* [REQUIRED WORK]:
All entries are to be quoted exactly; the images stay out of the copy.

***** RECORDS TO USE

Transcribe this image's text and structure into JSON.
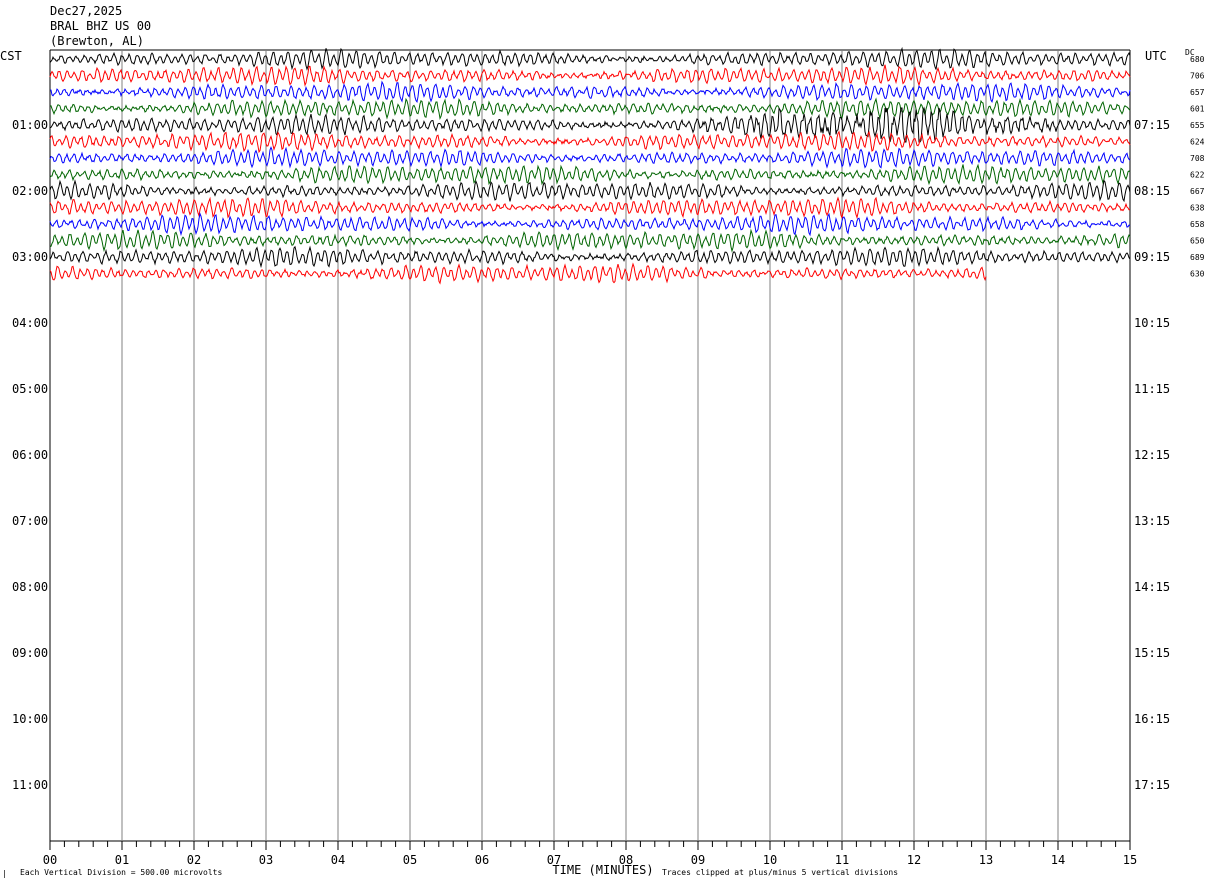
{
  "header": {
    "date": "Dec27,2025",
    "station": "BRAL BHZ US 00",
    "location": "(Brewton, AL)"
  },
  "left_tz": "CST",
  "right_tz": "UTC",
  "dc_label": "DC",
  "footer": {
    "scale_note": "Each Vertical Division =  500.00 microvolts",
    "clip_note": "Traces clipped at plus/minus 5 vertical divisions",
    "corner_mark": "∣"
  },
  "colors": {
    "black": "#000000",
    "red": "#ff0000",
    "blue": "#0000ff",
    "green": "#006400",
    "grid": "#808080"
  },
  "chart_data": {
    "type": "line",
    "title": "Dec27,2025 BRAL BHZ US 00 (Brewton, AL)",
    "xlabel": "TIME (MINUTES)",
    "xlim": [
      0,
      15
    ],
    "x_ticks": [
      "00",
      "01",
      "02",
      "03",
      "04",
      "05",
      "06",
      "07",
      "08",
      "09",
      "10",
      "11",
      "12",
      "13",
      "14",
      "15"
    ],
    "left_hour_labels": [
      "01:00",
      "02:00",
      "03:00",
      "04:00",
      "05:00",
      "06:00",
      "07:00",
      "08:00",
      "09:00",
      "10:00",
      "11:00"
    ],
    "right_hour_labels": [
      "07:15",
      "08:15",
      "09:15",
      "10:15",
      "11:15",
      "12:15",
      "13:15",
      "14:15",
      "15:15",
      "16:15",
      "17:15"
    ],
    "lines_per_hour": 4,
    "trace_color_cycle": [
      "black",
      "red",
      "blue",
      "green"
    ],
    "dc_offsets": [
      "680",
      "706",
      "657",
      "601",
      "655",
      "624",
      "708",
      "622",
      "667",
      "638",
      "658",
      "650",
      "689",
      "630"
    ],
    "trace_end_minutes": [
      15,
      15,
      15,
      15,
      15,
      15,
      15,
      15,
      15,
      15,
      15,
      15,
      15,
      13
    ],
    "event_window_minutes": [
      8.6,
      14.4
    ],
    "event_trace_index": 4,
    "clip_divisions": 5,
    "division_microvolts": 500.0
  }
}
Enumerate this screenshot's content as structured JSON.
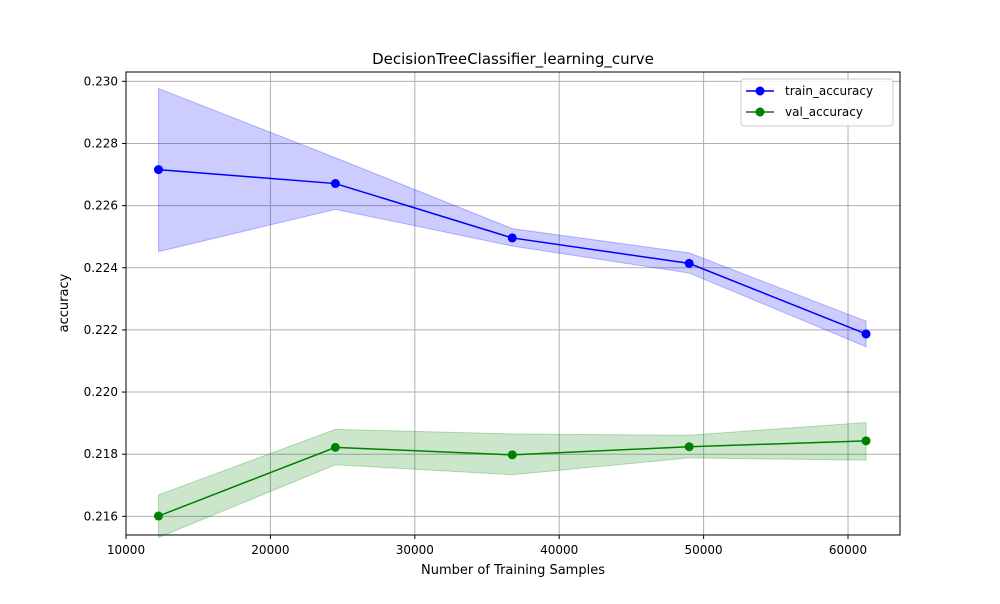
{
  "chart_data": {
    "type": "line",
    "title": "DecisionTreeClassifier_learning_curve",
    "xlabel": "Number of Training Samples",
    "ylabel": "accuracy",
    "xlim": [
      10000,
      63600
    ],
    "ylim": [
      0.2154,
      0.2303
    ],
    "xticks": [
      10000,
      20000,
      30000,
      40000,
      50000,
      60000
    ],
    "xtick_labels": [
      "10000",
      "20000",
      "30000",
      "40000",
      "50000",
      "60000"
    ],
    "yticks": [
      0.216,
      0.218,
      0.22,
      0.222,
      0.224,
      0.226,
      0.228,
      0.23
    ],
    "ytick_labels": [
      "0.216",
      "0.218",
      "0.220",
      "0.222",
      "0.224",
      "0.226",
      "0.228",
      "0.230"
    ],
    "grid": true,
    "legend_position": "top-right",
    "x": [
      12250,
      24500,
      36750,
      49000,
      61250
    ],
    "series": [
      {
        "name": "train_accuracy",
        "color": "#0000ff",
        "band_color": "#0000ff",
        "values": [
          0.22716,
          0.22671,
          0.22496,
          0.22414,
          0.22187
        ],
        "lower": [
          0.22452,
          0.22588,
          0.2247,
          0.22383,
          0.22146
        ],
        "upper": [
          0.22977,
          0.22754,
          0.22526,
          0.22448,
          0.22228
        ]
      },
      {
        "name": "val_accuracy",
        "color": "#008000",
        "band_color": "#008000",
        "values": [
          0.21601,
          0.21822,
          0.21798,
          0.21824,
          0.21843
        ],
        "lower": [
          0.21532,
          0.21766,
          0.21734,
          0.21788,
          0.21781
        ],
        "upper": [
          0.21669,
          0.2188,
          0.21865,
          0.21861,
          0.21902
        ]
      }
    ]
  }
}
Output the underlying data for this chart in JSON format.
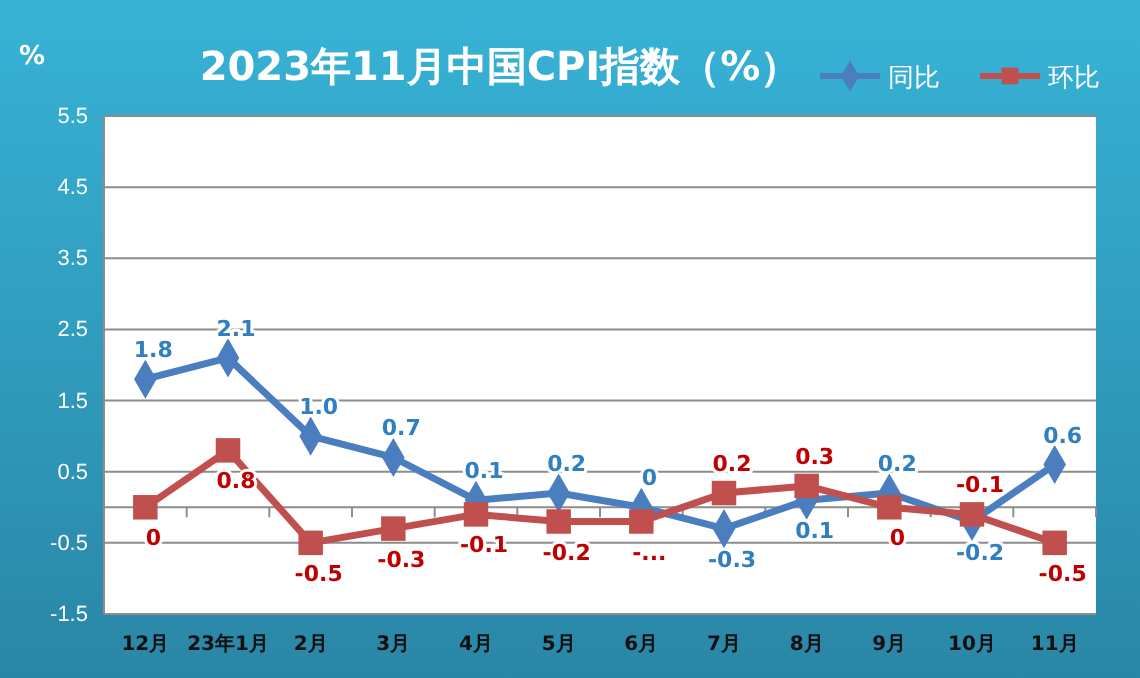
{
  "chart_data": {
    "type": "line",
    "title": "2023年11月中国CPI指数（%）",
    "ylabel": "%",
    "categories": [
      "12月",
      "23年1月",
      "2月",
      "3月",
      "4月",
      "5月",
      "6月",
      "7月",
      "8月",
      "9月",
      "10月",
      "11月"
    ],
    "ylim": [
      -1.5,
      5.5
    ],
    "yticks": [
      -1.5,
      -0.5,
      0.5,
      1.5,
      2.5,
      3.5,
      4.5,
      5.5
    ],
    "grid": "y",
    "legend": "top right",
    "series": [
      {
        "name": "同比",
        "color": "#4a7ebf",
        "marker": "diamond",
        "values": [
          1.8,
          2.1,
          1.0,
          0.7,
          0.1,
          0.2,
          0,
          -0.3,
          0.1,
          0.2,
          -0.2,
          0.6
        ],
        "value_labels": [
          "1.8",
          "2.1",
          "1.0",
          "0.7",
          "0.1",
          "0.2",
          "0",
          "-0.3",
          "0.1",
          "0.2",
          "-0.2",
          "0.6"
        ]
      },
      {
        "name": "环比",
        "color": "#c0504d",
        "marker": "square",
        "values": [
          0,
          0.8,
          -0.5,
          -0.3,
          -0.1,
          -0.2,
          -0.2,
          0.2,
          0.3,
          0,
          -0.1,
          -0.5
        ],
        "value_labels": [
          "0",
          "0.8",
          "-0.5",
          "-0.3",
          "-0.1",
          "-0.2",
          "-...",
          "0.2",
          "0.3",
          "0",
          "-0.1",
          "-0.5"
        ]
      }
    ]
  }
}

**********

* [SOLUTION TO THIS PROBLEM]:
Transcribe this image's text and structure into JSON.
{
  "header": {
    "date": "Dec27,2025",
    "station": "BRAL BHZ US 00",
    "location": "(Brewton, AL)"
  },
  "left_tz": "CST",
  "right_tz": "UTC",
  "dc_label": "DC",
  "footer": {
    "scale_note": "Each Vertical Division =  500.00 microvolts",
    "clip_note": "Traces clipped at plus/minus 5 vertical divisions",
    "corner_mark": "∣"
  },
  "colors": {
    "black": "#000000",
    "red": "#ff0000",
    "blue": "#0000ff",
    "green": "#006400",
    "grid": "#808080"
  },
  "chart_data": {
    "type": "line",
    "title": "Dec27,2025 BRAL BHZ US 00 (Brewton, AL)",
    "xlabel": "TIME (MINUTES)",
    "xlim": [
      0,
      15
    ],
    "x_ticks": [
      "00",
      "01",
      "02",
      "03",
      "04",
      "05",
      "06",
      "07",
      "08",
      "09",
      "10",
      "11",
      "12",
      "13",
      "14",
      "15"
    ],
    "left_hour_labels": [
      "01:00",
      "02:00",
      "03:00",
      "04:00",
      "05:00",
      "06:00",
      "07:00",
      "08:00",
      "09:00",
      "10:00",
      "11:00"
    ],
    "right_hour_labels": [
      "07:15",
      "08:15",
      "09:15",
      "10:15",
      "11:15",
      "12:15",
      "13:15",
      "14:15",
      "15:15",
      "16:15",
      "17:15"
    ],
    "lines_per_hour": 4,
    "trace_color_cycle": [
      "black",
      "red",
      "blue",
      "green"
    ],
    "dc_offsets": [
      "680",
      "706",
      "657",
      "601",
      "655",
      "624",
      "708",
      "622",
      "667",
      "638",
      "658",
      "650",
      "689",
      "630"
    ],
    "trace_end_minutes": [
      15,
      15,
      15,
      15,
      15,
      15,
      15,
      15,
      15,
      15,
      15,
      15,
      15,
      13
    ],
    "event_window_minutes": [
      8.6,
      14.4
    ],
    "event_trace_index": 4,
    "clip_divisions": 5,
    "division_microvolts": 500.0
  }
}
Enumerate this screenshot's content as structured JSON.
{
  "chart_data": {
    "type": "line",
    "title": "DecisionTreeClassifier_learning_curve",
    "xlabel": "Number of Training Samples",
    "ylabel": "accuracy",
    "xlim": [
      10000,
      63600
    ],
    "ylim": [
      0.2154,
      0.2303
    ],
    "xticks": [
      10000,
      20000,
      30000,
      40000,
      50000,
      60000
    ],
    "xtick_labels": [
      "10000",
      "20000",
      "30000",
      "40000",
      "50000",
      "60000"
    ],
    "yticks": [
      0.216,
      0.218,
      0.22,
      0.222,
      0.224,
      0.226,
      0.228,
      0.23
    ],
    "ytick_labels": [
      "0.216",
      "0.218",
      "0.220",
      "0.222",
      "0.224",
      "0.226",
      "0.228",
      "0.230"
    ],
    "grid": true,
    "legend_position": "top-right",
    "x": [
      12250,
      24500,
      36750,
      49000,
      61250
    ],
    "series": [
      {
        "name": "train_accuracy",
        "color": "#0000ff",
        "band_color": "#0000ff",
        "values": [
          0.22716,
          0.22671,
          0.22496,
          0.22414,
          0.22187
        ],
        "lower": [
          0.22452,
          0.22588,
          0.2247,
          0.22383,
          0.22146
        ],
        "upper": [
          0.22977,
          0.22754,
          0.22526,
          0.22448,
          0.22228
        ]
      },
      {
        "name": "val_accuracy",
        "color": "#008000",
        "band_color": "#008000",
        "values": [
          0.21601,
          0.21822,
          0.21798,
          0.21824,
          0.21843
        ],
        "lower": [
          0.21532,
          0.21766,
          0.21734,
          0.21788,
          0.21781
        ],
        "upper": [
          0.21669,
          0.2188,
          0.21865,
          0.21861,
          0.21902
        ]
      }
    ]
  }
}
Output the underlying data for this chart in JSON format.
{
  "chart_data": {
    "type": "line",
    "title": "2023年11月中国CPI指数（%）",
    "ylabel": "%",
    "categories": [
      "12月",
      "23年1月",
      "2月",
      "3月",
      "4月",
      "5月",
      "6月",
      "7月",
      "8月",
      "9月",
      "10月",
      "11月"
    ],
    "ylim": [
      -1.5,
      5.5
    ],
    "yticks": [
      -1.5,
      -0.5,
      0.5,
      1.5,
      2.5,
      3.5,
      4.5,
      5.5
    ],
    "grid": "y",
    "legend": "top right",
    "series": [
      {
        "name": "同比",
        "color": "#4a7ebf",
        "marker": "diamond",
        "values": [
          1.8,
          2.1,
          1.0,
          0.7,
          0.1,
          0.2,
          0,
          -0.3,
          0.1,
          0.2,
          -0.2,
          0.6
        ],
        "value_labels": [
          "1.8",
          "2.1",
          "1.0",
          "0.7",
          "0.1",
          "0.2",
          "0",
          "-0.3",
          "0.1",
          "0.2",
          "-0.2",
          "0.6"
        ]
      },
      {
        "name": "环比",
        "color": "#c0504d",
        "marker": "square",
        "values": [
          0,
          0.8,
          -0.5,
          -0.3,
          -0.1,
          -0.2,
          -0.2,
          0.2,
          0.3,
          0,
          -0.1,
          -0.5
        ],
        "value_labels": [
          "0",
          "0.8",
          "-0.5",
          "-0.3",
          "-0.1",
          "-0.2",
          "-...",
          "0.2",
          "0.3",
          "0",
          "-0.1",
          "-0.5"
        ]
      }
    ]
  }
}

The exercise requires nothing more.